[Records excerpted from a collection]
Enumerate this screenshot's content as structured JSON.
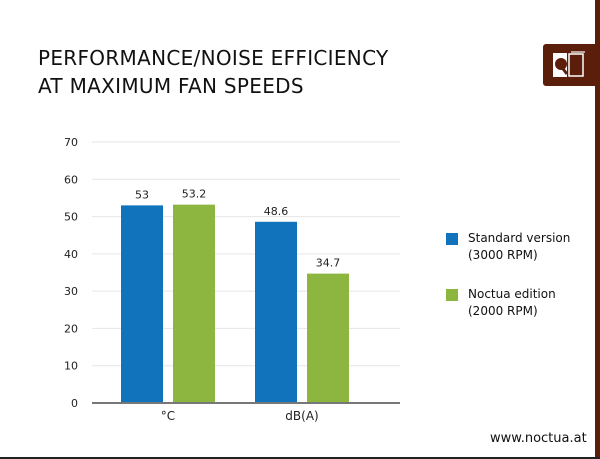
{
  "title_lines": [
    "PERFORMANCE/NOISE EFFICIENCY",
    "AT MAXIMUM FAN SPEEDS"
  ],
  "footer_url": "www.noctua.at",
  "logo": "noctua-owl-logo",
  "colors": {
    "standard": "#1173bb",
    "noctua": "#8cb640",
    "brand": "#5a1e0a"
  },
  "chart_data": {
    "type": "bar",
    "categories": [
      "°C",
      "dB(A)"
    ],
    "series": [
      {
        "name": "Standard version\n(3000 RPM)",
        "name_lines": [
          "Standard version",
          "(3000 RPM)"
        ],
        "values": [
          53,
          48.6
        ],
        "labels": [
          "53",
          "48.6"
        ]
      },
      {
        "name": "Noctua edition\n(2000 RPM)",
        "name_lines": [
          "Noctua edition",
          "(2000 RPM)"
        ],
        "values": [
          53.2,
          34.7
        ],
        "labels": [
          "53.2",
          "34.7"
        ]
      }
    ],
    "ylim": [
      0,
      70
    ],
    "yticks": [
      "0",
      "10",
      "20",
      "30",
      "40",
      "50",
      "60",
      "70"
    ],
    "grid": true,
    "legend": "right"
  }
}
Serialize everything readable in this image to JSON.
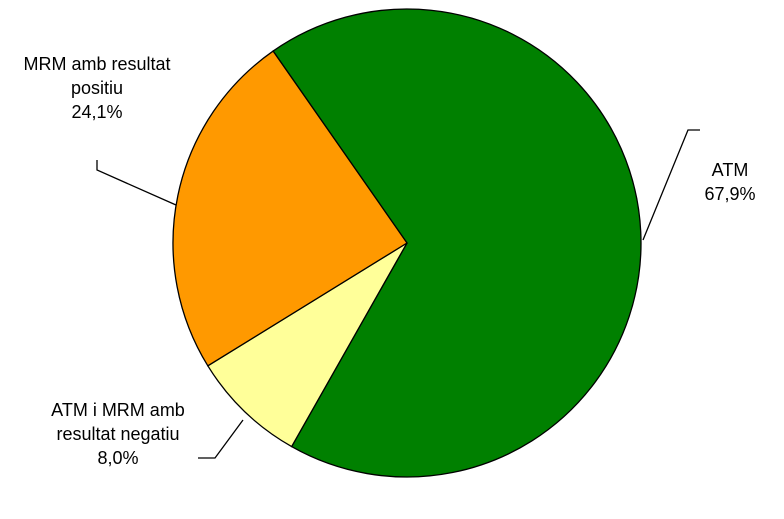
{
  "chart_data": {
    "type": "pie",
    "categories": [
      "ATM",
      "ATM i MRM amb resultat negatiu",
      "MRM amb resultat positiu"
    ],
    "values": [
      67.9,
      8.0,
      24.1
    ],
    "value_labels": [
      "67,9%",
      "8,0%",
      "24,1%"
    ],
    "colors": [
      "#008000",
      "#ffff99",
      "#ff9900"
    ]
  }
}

---

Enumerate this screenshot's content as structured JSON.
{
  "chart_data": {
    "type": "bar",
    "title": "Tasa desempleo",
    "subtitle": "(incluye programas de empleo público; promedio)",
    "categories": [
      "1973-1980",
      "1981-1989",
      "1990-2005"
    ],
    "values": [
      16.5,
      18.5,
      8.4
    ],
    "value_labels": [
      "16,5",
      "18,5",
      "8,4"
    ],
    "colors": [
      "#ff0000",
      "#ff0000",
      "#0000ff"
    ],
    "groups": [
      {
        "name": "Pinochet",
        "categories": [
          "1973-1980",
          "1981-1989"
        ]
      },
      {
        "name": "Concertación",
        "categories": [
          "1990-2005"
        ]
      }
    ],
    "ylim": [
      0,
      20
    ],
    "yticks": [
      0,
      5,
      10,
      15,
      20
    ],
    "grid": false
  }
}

--

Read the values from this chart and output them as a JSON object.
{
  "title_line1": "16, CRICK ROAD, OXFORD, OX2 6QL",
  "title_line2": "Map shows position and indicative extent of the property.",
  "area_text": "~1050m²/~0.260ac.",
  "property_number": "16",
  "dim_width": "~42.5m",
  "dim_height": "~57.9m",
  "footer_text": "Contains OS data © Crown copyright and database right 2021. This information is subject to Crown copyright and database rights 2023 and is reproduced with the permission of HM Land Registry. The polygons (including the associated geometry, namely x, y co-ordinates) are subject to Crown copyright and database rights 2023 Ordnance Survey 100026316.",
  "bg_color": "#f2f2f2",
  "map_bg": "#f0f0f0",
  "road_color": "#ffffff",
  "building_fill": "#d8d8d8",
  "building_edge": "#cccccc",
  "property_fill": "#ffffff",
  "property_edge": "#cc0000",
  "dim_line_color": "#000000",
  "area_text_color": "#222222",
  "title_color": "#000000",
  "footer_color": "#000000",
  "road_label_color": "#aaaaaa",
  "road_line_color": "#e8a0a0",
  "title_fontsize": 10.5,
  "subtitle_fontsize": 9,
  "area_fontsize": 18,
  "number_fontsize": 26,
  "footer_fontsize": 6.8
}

## [SET EXERCISE]
Copy each line of the data that contains the word "edition".

## [SOLVED PROBLEM]
        "name": "Noctua edition\n(2000 RPM)",
          "Noctua edition",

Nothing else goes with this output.